» **Texte à lire**:
↓

Comment faire franchir une étape à l'écoresponsabilité, #1 traverser le fossé

La table ronde ou conversation libre que nous avons initiée avec Tristan dans le dernier épisode de frugarilla [août 2023] avait comme point de départ la notion de tipping point (point de bascule) entre une communauté impliquée sur un sujet : notre écoresponsabilité, et l’opinion publique, comment et quand une bascule s’opérait pour propager et gagner les gens à une cause. La liberté de la conversation nous a amenés sur plein de sujets intéressants, sans forcément répondre à ce point de départ.

Je faisais pour ma part le rapprochement avec un livre célèbre, souvent utilisé dans le monde du lean startup, qui s’appelle crossing the chasm par Geoffrey Moore. Certes le livre date (1991), mais l’édition que je tiens en main est – elle – de 2014 et je pense qu’une actualisation a eu lieu.

↑

» **Consigne a**: Restituez intégralement le texte sur l'écoresponsabilité et la traversée du fossé, sans rien y modifier.

» **Données de travail**:
↓

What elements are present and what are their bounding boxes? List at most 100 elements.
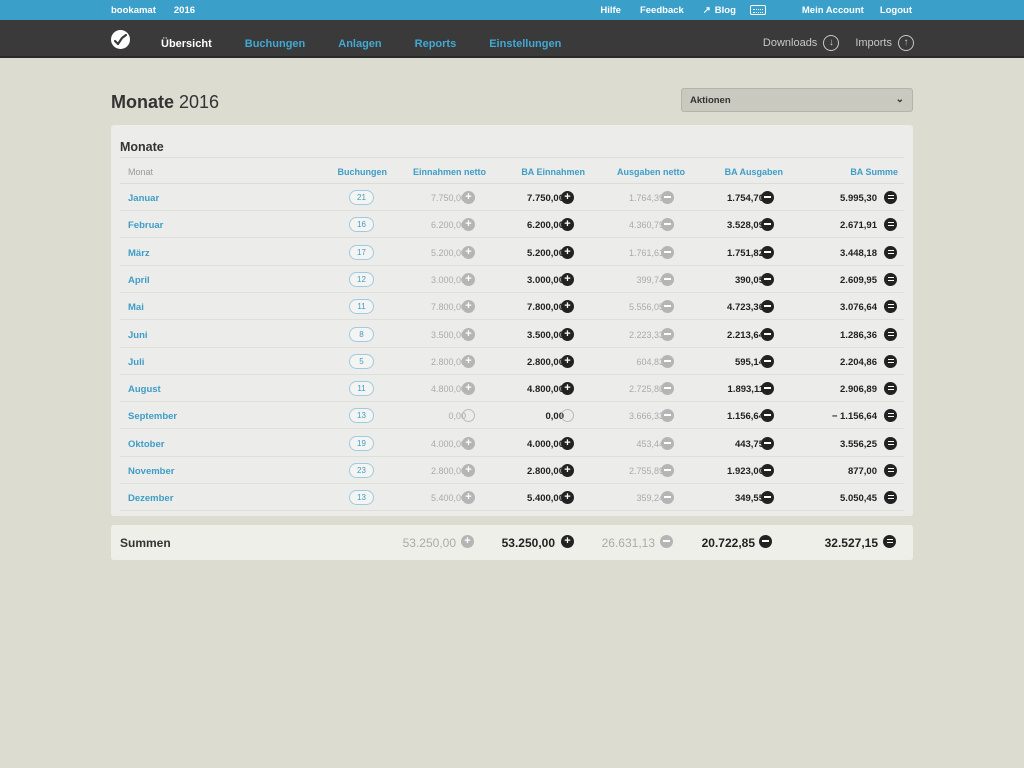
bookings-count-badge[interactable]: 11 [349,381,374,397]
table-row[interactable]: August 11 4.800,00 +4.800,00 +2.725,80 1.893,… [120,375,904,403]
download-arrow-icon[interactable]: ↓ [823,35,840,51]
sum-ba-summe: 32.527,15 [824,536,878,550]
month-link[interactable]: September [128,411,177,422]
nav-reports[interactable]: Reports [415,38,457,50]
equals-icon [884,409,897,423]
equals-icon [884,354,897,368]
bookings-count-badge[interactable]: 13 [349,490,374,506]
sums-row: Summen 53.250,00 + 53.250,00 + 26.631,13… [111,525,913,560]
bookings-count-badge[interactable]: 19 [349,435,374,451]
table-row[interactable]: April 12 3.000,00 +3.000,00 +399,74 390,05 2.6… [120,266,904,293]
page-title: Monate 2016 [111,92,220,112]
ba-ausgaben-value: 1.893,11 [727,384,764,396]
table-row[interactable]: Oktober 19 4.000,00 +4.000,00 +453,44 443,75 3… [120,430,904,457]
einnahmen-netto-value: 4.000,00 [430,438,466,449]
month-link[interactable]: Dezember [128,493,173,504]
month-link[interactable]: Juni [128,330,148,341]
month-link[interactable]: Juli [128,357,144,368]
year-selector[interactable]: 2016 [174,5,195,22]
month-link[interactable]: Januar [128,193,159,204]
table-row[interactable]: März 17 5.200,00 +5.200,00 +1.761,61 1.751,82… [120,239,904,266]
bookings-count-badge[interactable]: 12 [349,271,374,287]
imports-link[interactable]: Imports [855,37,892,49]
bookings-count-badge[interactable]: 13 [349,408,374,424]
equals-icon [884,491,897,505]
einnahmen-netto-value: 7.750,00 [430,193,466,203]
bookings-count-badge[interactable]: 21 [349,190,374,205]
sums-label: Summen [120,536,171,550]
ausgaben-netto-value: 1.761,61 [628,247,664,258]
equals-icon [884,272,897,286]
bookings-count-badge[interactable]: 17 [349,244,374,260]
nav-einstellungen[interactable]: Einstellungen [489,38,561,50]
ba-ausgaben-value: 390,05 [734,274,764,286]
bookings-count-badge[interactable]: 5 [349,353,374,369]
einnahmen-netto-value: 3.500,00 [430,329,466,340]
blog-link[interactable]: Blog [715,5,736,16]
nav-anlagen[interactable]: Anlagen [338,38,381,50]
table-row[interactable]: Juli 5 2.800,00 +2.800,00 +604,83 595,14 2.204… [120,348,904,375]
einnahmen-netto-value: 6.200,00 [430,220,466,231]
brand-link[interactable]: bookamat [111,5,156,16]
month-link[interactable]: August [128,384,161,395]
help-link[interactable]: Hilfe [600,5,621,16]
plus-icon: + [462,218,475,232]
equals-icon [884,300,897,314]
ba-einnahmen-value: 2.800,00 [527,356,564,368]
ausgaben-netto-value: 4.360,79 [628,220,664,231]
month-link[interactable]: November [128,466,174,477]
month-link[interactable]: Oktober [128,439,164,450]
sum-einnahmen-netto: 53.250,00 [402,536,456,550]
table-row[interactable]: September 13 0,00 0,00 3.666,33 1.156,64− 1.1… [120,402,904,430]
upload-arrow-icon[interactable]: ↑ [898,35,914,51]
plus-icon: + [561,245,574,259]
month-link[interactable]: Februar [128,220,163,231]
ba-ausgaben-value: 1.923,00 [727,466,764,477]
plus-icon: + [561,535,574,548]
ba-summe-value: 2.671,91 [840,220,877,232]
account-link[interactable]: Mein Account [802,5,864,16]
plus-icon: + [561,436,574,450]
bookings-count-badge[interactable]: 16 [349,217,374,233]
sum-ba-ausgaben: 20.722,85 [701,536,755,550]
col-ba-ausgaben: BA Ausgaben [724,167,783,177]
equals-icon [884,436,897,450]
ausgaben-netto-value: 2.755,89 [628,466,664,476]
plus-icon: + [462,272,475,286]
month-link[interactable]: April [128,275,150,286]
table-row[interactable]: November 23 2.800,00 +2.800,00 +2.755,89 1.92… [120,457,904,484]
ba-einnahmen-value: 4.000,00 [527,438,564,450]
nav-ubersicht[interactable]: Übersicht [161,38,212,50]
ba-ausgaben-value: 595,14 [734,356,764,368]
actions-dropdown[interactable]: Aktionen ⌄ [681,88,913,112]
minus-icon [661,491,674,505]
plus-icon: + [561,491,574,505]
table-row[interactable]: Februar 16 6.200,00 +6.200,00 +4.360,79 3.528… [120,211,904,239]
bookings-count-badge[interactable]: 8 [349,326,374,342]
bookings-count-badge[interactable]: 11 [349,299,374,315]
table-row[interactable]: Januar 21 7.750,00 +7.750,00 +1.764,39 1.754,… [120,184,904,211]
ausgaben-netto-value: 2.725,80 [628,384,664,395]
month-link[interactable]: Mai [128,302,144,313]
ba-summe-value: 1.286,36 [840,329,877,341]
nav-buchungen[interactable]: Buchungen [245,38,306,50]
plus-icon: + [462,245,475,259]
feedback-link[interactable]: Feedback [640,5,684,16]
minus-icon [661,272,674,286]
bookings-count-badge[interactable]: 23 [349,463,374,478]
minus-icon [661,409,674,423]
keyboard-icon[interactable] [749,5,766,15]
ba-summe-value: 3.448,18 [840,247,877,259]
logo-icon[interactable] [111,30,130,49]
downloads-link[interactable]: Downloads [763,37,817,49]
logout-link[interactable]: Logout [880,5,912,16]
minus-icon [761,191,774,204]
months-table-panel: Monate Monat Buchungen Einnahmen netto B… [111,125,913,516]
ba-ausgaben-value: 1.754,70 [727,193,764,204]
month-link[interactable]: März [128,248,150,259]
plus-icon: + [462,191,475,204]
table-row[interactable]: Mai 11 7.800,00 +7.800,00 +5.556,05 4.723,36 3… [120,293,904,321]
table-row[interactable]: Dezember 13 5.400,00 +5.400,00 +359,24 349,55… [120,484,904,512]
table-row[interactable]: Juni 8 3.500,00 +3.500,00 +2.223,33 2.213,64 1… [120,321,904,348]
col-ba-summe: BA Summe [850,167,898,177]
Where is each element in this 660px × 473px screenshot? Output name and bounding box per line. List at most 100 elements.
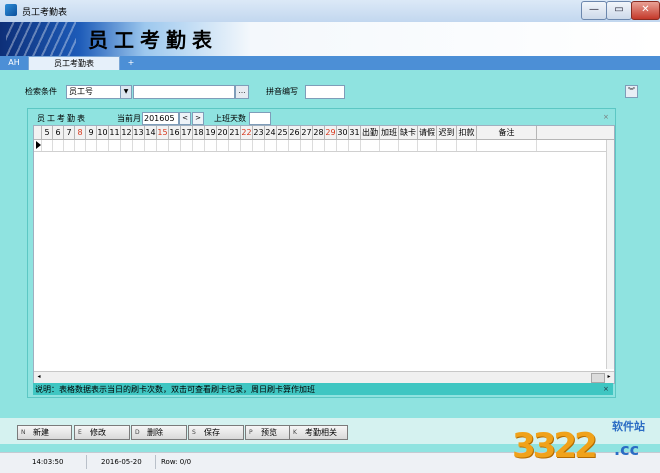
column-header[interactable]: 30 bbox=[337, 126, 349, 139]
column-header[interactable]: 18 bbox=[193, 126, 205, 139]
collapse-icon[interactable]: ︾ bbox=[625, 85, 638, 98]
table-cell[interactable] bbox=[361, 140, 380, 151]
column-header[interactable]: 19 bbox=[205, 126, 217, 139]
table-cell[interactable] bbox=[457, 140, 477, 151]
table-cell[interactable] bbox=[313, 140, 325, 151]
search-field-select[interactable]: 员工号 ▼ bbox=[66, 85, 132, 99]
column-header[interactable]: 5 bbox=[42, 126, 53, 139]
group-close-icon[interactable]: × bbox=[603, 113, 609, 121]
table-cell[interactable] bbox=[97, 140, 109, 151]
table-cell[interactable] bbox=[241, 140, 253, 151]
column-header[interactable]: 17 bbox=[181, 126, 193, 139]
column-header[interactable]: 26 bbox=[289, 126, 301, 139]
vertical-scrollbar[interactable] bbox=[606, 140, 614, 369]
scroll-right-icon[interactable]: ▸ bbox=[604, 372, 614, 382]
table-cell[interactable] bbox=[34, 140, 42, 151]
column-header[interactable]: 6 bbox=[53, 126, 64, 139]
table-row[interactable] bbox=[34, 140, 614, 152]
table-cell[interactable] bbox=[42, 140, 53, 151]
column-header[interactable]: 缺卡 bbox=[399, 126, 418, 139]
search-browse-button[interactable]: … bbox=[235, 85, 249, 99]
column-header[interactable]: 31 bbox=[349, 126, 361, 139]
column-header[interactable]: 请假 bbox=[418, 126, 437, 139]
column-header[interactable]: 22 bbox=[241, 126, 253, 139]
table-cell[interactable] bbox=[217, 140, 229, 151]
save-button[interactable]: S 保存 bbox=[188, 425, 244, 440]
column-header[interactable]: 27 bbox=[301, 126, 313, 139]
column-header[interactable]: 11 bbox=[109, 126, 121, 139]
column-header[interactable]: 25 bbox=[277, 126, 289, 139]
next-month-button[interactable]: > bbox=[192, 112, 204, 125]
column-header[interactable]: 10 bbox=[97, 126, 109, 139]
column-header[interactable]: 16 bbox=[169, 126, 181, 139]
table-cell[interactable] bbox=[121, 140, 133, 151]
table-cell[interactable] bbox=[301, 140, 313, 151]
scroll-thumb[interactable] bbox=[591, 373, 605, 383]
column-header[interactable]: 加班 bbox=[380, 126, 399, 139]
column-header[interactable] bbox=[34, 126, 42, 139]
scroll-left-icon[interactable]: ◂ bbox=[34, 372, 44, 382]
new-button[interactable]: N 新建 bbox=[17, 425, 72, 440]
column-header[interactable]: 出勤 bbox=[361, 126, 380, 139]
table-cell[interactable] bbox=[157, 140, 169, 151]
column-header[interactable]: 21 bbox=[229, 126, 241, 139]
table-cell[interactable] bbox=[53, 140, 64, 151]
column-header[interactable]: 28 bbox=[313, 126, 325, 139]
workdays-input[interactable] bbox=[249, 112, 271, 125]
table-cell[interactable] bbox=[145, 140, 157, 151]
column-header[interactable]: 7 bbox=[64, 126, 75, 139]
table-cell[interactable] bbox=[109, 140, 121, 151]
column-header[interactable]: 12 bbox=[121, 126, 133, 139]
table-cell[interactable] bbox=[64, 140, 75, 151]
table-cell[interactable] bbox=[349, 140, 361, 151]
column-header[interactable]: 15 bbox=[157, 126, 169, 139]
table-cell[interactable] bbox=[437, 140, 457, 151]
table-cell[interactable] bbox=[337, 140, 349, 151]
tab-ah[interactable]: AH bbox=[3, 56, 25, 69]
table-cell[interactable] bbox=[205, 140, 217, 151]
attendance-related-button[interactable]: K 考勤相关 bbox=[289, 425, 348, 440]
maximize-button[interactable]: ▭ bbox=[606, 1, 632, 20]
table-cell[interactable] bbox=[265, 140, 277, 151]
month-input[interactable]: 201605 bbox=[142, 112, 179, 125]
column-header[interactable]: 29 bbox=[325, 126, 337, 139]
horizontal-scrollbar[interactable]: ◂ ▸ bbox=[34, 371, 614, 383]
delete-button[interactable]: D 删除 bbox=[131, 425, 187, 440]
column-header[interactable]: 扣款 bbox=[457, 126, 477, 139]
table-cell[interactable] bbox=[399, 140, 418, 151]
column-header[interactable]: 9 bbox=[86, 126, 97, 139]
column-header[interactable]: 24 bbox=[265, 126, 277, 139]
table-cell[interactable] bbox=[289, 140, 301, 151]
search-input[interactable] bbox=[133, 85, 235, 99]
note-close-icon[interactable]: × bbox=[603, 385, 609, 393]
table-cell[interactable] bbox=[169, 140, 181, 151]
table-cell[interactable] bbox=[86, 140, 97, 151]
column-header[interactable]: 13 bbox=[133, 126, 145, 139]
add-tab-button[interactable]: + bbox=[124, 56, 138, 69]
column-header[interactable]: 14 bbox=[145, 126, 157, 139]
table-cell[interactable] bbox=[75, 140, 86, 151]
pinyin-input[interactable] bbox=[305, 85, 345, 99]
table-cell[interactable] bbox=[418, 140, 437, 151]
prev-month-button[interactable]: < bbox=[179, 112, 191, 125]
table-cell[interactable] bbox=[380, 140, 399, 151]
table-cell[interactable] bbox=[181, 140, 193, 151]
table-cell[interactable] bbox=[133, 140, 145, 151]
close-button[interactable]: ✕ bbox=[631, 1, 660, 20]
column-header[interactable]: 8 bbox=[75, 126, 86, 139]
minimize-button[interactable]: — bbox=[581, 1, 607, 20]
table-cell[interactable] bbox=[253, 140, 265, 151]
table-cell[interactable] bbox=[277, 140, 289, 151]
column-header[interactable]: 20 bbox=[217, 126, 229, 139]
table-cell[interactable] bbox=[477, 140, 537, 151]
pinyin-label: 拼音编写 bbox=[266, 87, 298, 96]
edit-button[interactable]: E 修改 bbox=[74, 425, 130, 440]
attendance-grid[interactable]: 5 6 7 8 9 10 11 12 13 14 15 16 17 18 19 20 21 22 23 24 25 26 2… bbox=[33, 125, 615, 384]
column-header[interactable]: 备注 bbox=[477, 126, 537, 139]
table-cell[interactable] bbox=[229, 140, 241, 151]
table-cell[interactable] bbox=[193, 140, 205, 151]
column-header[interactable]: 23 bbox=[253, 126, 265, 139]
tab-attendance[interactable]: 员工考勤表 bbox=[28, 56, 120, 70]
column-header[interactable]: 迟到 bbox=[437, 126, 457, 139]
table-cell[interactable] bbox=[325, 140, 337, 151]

↑
↓

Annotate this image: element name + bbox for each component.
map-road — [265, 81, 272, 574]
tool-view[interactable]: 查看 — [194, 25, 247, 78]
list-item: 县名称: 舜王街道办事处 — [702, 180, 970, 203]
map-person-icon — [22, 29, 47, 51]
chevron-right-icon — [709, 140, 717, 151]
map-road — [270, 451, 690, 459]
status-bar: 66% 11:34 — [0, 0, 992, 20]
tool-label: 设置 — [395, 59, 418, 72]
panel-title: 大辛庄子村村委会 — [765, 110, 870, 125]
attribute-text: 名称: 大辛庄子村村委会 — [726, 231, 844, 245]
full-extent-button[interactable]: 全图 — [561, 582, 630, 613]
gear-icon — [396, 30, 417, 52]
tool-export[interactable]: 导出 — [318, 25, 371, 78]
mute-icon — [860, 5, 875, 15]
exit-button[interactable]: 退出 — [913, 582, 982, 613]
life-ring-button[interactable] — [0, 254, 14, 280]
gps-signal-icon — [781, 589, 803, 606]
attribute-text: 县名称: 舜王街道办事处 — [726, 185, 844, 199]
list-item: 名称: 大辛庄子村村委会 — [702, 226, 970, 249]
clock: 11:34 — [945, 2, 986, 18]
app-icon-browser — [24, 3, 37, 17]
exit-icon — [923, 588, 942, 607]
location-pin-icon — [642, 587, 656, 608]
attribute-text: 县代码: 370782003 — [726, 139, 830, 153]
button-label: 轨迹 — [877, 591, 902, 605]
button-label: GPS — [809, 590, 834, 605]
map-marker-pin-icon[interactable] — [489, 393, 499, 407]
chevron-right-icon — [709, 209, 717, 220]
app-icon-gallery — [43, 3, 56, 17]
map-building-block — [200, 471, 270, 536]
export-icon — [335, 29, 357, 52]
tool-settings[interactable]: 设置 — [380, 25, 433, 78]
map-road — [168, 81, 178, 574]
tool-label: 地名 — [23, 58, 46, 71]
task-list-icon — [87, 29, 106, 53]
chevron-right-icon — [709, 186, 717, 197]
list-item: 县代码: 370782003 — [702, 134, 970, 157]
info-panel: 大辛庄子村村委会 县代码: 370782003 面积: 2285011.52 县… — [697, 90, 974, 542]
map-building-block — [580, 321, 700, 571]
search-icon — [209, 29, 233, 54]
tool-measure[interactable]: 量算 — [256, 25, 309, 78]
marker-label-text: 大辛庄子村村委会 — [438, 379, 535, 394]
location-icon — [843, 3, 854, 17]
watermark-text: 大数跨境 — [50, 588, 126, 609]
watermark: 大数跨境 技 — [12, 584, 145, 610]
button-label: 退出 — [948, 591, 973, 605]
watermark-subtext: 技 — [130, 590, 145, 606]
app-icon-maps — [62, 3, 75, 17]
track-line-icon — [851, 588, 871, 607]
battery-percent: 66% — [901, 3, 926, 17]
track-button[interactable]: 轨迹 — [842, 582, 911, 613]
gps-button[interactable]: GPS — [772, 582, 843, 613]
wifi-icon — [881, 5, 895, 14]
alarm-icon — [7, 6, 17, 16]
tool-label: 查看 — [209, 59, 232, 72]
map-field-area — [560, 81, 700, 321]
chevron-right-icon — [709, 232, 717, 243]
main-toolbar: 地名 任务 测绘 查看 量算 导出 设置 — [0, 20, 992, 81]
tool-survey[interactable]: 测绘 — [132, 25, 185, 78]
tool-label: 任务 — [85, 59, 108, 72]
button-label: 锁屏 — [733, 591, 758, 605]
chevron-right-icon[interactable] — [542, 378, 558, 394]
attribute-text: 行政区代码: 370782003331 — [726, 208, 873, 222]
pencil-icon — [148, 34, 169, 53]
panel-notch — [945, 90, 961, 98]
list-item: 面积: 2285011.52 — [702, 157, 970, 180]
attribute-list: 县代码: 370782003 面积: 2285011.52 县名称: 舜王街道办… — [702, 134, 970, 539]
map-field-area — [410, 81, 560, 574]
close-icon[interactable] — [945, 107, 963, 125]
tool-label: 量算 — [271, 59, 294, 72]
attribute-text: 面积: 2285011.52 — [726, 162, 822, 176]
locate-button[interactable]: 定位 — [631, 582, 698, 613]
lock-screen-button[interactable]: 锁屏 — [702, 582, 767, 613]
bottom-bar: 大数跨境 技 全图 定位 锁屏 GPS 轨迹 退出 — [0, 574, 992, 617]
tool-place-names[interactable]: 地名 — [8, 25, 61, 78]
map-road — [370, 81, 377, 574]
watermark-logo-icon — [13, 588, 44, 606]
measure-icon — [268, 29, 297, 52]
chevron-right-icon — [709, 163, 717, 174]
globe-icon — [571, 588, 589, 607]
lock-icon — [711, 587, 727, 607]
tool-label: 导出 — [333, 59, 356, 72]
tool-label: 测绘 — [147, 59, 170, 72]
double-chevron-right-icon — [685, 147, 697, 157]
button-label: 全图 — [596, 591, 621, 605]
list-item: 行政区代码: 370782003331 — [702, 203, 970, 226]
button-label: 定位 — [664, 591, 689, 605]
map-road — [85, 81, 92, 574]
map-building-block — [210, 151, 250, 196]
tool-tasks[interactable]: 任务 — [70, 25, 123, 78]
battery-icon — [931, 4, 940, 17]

↑

» **Consigne b**: Dans les enregistrements, recopiez à l'identique tout ce qui va de la ligne contenant "Annotate this image: element" jusqu'à la ligne contenant "map-building-block — [580, 321, 700, 571]", ces deux lignes comprises. Ne donnez rien d'autre.

» **Réponse attendue a**:
Comment faire franchir une étape à l'écoresponsabilité, #1 traverser le fossé

La table ronde ou conversation libre que nous avons initiée avec Tristan dans le dernier épisode de frugarilla [août 2023] avait comme point de départ la notion de tipping point (point de bascule) entre une communauté impliquée sur un sujet : notre écoresponsabilité, et l’opinion publique, comment et quand une bascule s’opérait pour propager et gagner les gens à une cause. La liberté de la conversation nous a amenés sur plein de sujets intéressants, sans forcément répondre à ce point de départ.

Je faisais pour ma part le rapprochement avec un livre célèbre, souvent utilisé dans le monde du lean startup, qui s’appelle crossing the chasm par Geoffrey Moore. Certes le livre date (1991), mais l’édition que je tiens en main est – elle – de 2014 et je pense qu’une actualisation a eu lieu.

» **Réponse attendue b**:
Annotate this image: element name + bbox for each component.
map-road — [265, 81, 272, 574]
tool-view[interactable]: 查看 — [194, 25, 247, 78]
list-item: 县名称: 舜王街道办事处 — [702, 180, 970, 203]
map-person-icon — [22, 29, 47, 51]
chevron-right-icon — [709, 140, 717, 151]
map-road — [270, 451, 690, 459]
status-bar: 66% 11:34 — [0, 0, 992, 20]
tool-label: 设置 — [395, 59, 418, 72]
panel-title: 大辛庄子村村委会 — [765, 110, 870, 125]
attribute-text: 名称: 大辛庄子村村委会 — [726, 231, 844, 245]
full-extent-button[interactable]: 全图 — [561, 582, 630, 613]
gear-icon — [396, 30, 417, 52]
tool-export[interactable]: 导出 — [318, 25, 371, 78]
mute-icon — [860, 5, 875, 15]
exit-button[interactable]: 退出 — [913, 582, 982, 613]
life-ring-button[interactable] — [0, 254, 14, 280]
gps-signal-icon — [781, 589, 803, 606]
attribute-text: 县名称: 舜王街道办事处 — [726, 185, 844, 199]
list-item: 名称: 大辛庄子村村委会 — [702, 226, 970, 249]
clock: 11:34 — [945, 2, 986, 18]
app-icon-browser — [24, 3, 37, 17]
exit-icon — [923, 588, 942, 607]
location-pin-icon — [642, 587, 656, 608]
attribute-text: 县代码: 370782003 — [726, 139, 830, 153]
button-label: 轨迹 — [877, 591, 902, 605]
button-label: GPS — [809, 590, 834, 605]
map-marker-pin-icon[interactable] — [489, 393, 499, 407]
chevron-right-icon — [709, 209, 717, 220]
app-icon-gallery — [43, 3, 56, 17]
map-building-block — [200, 471, 270, 536]
export-icon — [335, 29, 357, 52]
tool-settings[interactable]: 设置 — [380, 25, 433, 78]
map-road — [168, 81, 178, 574]
tool-label: 地名 — [23, 58, 46, 71]
task-list-icon — [87, 29, 106, 53]
chevron-right-icon — [709, 186, 717, 197]
list-item: 县代码: 370782003 — [702, 134, 970, 157]
info-panel: 大辛庄子村村委会 县代码: 370782003 面积: 2285011.52 县… — [697, 90, 974, 542]
map-building-block — [580, 321, 700, 571]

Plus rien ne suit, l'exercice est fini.